Retype, without changes, every line from the line that contains "Read this page and output its text content." through the final line of the records. Exclude pictures.

Task input start

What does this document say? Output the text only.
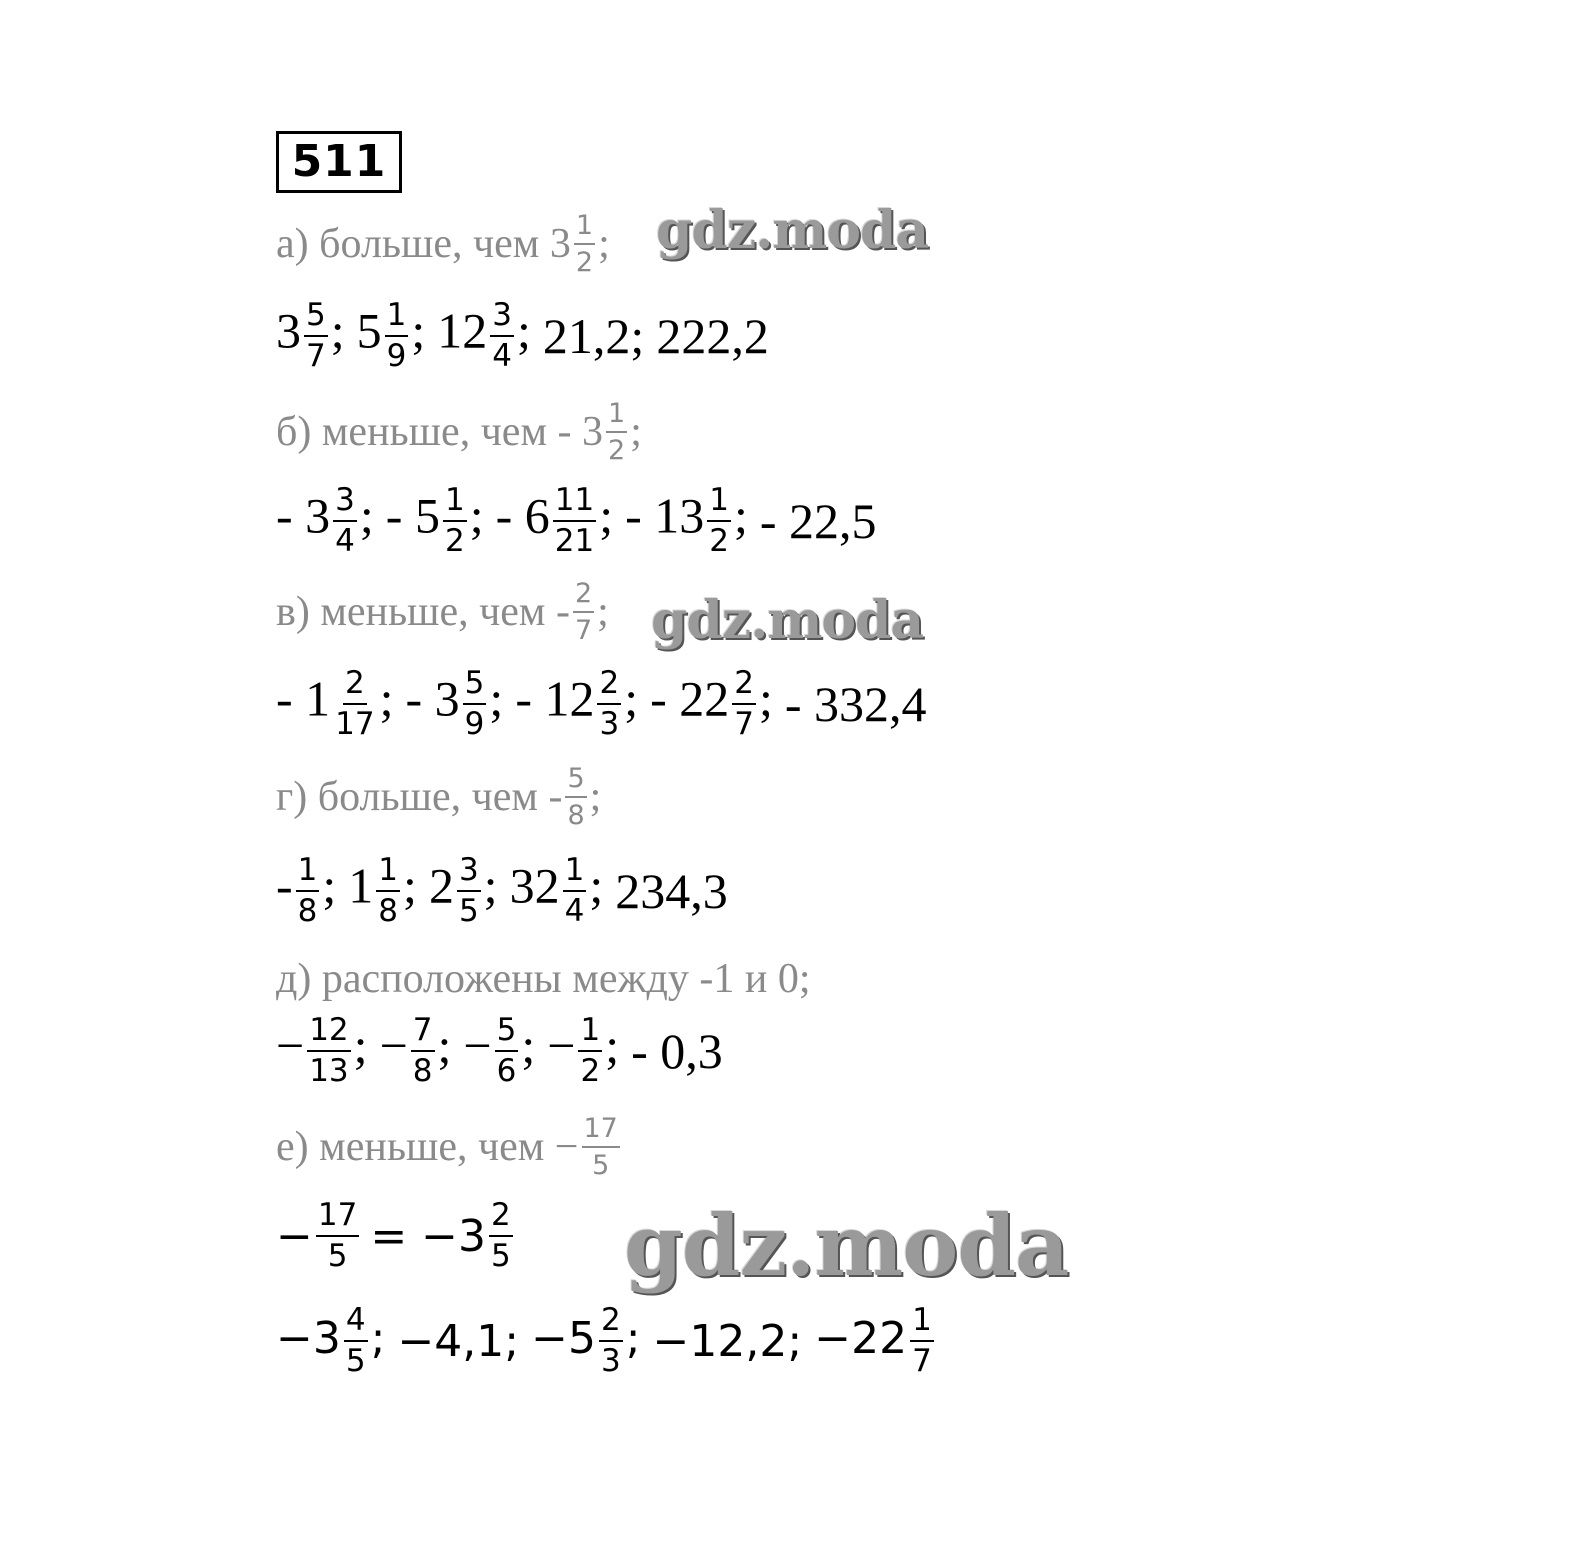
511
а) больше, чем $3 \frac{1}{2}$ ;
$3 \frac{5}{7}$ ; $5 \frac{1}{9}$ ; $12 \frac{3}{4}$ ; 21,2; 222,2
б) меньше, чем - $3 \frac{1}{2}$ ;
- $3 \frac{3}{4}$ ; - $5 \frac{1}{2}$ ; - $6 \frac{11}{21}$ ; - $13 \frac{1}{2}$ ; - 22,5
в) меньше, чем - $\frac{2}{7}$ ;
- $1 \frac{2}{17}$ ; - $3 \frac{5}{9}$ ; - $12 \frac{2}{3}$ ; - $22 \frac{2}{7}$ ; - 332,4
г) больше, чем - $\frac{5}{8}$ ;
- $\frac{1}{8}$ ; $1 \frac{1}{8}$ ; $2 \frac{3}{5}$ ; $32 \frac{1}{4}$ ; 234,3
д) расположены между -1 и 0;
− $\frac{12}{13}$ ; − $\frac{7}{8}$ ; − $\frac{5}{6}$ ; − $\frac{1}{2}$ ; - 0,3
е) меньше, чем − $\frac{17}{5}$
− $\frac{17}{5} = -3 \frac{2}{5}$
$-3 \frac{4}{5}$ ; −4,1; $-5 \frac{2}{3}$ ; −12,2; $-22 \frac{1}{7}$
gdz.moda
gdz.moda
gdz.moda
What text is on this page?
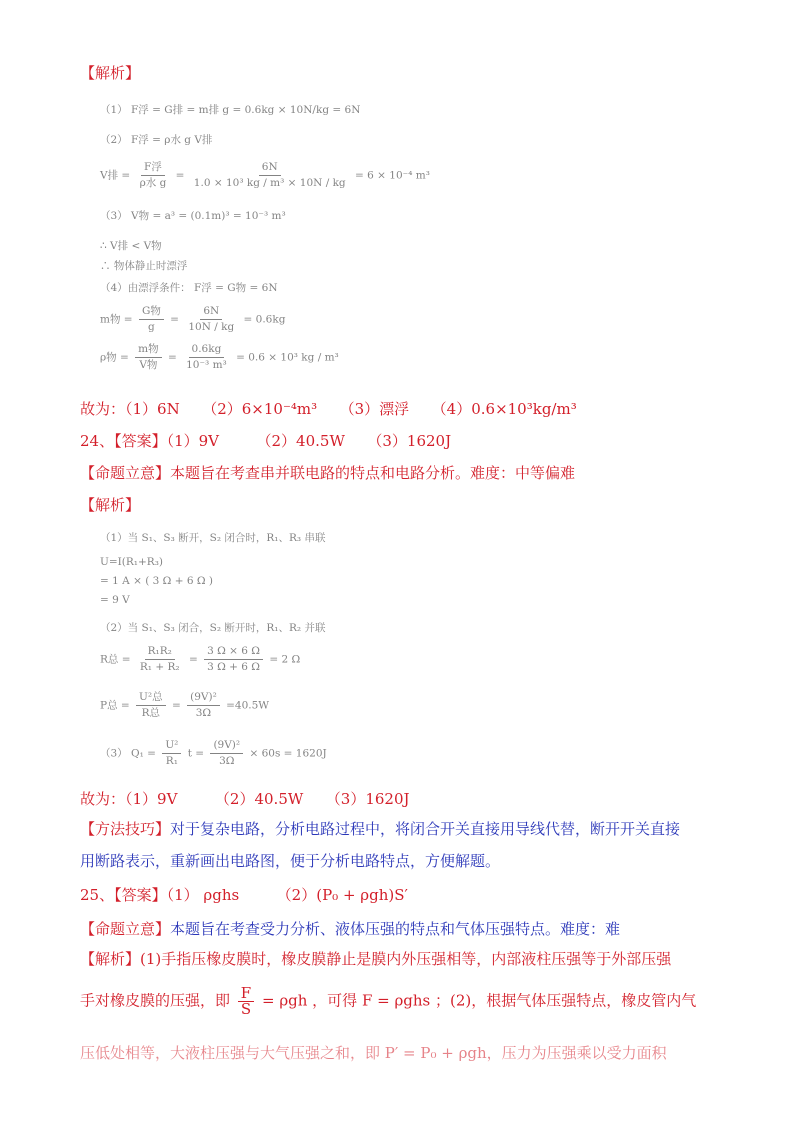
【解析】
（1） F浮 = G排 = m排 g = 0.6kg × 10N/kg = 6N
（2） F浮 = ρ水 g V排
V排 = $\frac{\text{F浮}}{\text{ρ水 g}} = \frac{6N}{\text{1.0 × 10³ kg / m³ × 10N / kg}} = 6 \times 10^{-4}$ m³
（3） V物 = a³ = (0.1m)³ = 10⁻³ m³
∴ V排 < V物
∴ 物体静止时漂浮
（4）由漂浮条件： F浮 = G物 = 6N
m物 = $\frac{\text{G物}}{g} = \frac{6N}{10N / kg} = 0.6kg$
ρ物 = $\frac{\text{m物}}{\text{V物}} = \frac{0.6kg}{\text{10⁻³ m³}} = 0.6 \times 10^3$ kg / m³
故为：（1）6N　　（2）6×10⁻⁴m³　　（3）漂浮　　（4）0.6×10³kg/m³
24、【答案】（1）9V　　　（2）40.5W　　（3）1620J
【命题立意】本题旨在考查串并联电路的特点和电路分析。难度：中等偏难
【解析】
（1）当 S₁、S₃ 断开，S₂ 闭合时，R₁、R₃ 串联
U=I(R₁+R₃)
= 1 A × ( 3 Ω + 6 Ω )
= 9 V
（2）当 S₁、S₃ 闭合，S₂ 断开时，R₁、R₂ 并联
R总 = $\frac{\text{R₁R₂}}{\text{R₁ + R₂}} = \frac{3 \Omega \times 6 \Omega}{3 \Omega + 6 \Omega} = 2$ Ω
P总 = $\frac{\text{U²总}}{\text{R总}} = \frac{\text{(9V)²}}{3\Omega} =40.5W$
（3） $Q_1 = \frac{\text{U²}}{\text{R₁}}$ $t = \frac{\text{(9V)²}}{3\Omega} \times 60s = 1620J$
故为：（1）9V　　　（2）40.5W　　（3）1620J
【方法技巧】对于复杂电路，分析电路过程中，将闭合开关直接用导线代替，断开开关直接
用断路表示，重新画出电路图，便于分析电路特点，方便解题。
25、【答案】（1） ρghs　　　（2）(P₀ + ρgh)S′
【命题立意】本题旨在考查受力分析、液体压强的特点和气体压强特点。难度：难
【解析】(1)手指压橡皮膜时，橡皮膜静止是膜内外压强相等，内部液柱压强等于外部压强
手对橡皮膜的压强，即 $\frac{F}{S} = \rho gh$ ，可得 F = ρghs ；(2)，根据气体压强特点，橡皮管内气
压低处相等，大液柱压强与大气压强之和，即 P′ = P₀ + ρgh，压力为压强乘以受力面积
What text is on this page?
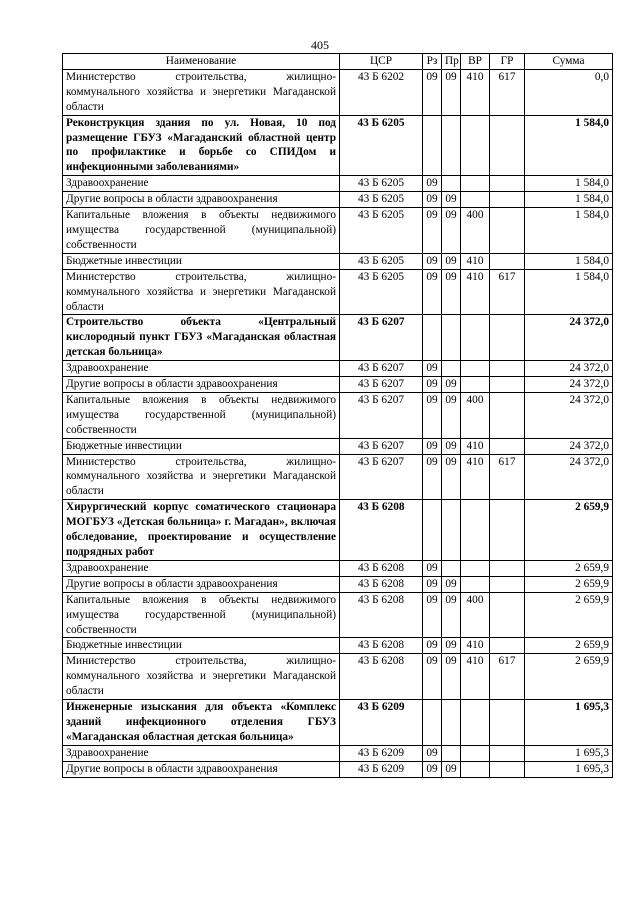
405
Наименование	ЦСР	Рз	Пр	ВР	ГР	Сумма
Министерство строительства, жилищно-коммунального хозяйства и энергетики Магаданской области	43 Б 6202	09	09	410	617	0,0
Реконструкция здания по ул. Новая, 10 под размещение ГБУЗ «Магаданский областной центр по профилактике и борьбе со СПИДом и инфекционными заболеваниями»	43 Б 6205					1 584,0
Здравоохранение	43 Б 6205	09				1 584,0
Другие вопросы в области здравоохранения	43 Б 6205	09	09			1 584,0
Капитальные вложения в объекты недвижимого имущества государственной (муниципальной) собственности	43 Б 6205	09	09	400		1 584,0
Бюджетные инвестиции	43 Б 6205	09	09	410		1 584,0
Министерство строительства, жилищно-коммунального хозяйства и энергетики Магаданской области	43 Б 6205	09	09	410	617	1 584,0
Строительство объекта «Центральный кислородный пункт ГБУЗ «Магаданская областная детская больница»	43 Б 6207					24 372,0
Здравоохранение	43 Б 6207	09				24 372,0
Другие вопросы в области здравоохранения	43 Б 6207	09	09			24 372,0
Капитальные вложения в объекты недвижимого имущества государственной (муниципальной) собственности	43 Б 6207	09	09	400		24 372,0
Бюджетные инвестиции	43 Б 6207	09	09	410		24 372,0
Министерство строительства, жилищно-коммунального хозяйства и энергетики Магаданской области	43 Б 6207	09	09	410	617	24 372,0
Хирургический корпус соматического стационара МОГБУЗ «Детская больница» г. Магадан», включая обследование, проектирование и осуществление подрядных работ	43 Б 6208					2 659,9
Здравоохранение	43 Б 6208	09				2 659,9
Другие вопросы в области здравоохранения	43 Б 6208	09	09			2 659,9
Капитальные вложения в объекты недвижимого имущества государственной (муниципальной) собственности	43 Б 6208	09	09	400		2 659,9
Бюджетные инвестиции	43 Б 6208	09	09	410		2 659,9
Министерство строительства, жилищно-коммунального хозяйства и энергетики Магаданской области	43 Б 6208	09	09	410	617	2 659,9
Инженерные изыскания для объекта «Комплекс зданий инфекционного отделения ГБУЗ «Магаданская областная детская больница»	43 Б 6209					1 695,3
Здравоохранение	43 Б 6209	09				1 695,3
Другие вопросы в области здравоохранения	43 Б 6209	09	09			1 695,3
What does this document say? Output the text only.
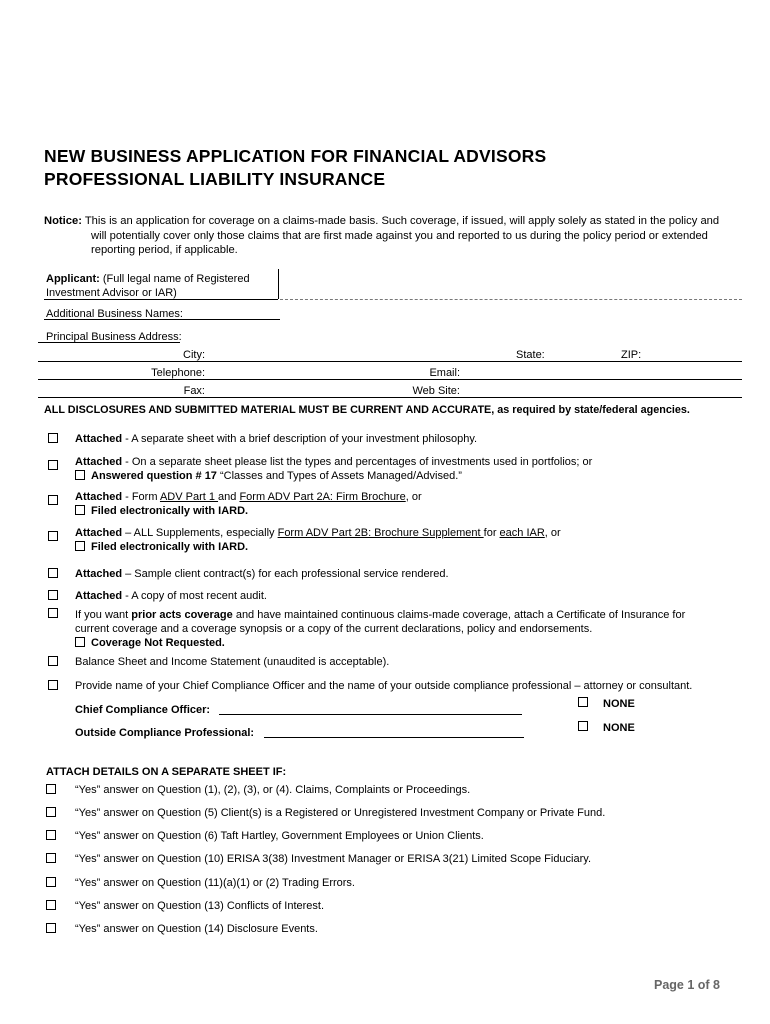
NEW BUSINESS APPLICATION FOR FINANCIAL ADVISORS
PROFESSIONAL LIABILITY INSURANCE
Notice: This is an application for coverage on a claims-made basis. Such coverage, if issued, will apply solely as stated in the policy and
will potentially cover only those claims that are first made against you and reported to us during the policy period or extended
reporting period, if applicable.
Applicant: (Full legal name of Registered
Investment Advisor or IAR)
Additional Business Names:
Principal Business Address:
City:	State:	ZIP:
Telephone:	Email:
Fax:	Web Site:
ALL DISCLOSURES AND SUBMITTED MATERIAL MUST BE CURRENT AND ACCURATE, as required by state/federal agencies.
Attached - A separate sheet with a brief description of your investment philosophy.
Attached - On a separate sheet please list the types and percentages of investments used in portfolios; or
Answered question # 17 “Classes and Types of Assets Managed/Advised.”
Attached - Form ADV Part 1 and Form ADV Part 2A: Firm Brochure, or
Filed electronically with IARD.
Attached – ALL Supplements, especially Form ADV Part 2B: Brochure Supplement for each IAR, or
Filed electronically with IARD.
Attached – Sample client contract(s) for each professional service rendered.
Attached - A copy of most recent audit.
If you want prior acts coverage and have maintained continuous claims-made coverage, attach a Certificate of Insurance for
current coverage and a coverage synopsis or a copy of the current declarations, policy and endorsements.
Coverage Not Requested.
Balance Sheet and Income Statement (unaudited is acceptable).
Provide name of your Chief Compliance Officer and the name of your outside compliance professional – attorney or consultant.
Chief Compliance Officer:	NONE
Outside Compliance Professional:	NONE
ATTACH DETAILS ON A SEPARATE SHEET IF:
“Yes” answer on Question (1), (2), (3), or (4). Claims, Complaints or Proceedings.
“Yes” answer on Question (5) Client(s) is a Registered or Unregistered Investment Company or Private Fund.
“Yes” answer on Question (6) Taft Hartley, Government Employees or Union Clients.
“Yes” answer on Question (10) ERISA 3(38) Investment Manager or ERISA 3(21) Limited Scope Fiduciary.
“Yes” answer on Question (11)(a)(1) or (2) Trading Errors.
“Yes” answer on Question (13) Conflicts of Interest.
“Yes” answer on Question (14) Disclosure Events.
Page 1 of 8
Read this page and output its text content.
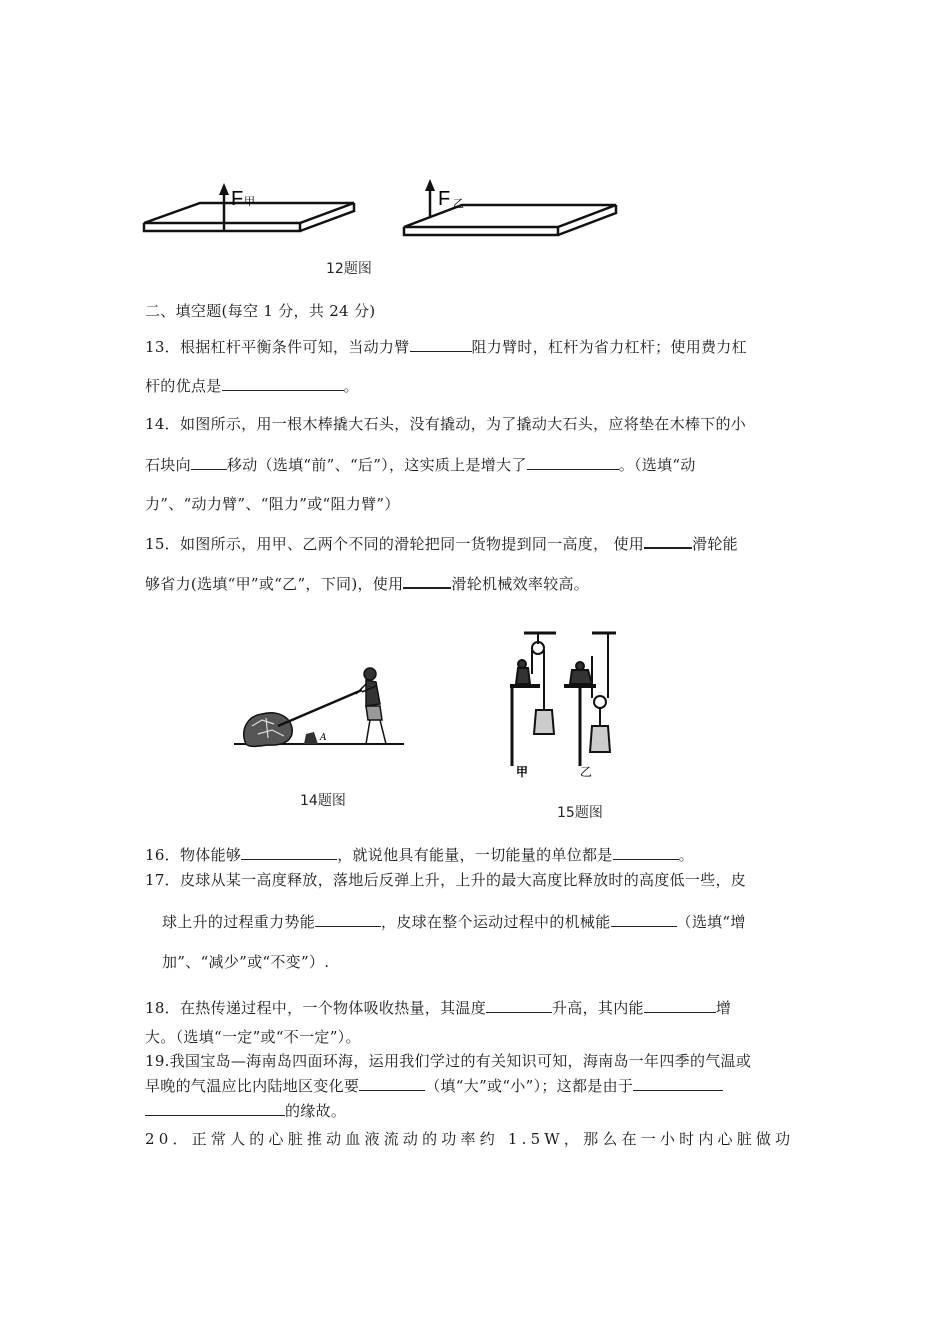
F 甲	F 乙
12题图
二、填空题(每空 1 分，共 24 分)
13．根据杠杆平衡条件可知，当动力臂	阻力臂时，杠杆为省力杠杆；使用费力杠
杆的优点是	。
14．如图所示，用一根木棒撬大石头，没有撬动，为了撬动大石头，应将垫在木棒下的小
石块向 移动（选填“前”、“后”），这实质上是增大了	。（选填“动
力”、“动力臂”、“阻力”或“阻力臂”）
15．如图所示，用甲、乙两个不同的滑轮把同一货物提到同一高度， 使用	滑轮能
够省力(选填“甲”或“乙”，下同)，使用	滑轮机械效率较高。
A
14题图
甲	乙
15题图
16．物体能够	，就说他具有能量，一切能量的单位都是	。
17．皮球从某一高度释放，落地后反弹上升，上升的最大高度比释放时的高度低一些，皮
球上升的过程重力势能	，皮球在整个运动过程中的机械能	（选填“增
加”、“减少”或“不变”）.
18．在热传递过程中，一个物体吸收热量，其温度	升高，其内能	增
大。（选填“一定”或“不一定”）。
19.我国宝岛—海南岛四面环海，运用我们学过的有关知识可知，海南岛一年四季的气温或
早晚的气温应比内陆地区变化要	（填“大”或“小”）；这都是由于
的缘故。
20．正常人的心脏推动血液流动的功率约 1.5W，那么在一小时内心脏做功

Task input end

**Result for this task**
Read this page and output its text content.
F 甲	F 乙
12题图
二、填空题(每空 1 分，共 24 分)
13．根据杠杆平衡条件可知，当动力臂	阻力臂时，杠杆为省力杠杆；使用费力杠
杆的优点是	。
14．如图所示，用一根木棒撬大石头，没有撬动，为了撬动大石头，应将垫在木棒下的小
石块向 移动（选填“前”、“后”），这实质上是增大了	。（选填“动
力”、“动力臂”、“阻力”或“阻力臂”）
15．如图所示，用甲、乙两个不同的滑轮把同一货物提到同一高度， 使用	滑轮能
够省力(选填“甲”或“乙”，下同)，使用	滑轮机械效率较高。
A
14题图
甲	乙
15题图
16．物体能够	，就说他具有能量，一切能量的单位都是	。
17．皮球从某一高度释放，落地后反弹上升，上升的最大高度比释放时的高度低一些，皮
球上升的过程重力势能	，皮球在整个运动过程中的机械能	（选填“增
加”、“减少”或“不变”）.
18．在热传递过程中，一个物体吸收热量，其温度	升高，其内能	增
大。（选填“一定”或“不一定”）。
19.我国宝岛—海南岛四面环海，运用我们学过的有关知识可知，海南岛一年四季的气温或
早晚的气温应比内陆地区变化要	（填“大”或“小”）；这都是由于
的缘故。
20．正常人的心脏推动血液流动的功率约 1.5W，那么在一小时内心脏做功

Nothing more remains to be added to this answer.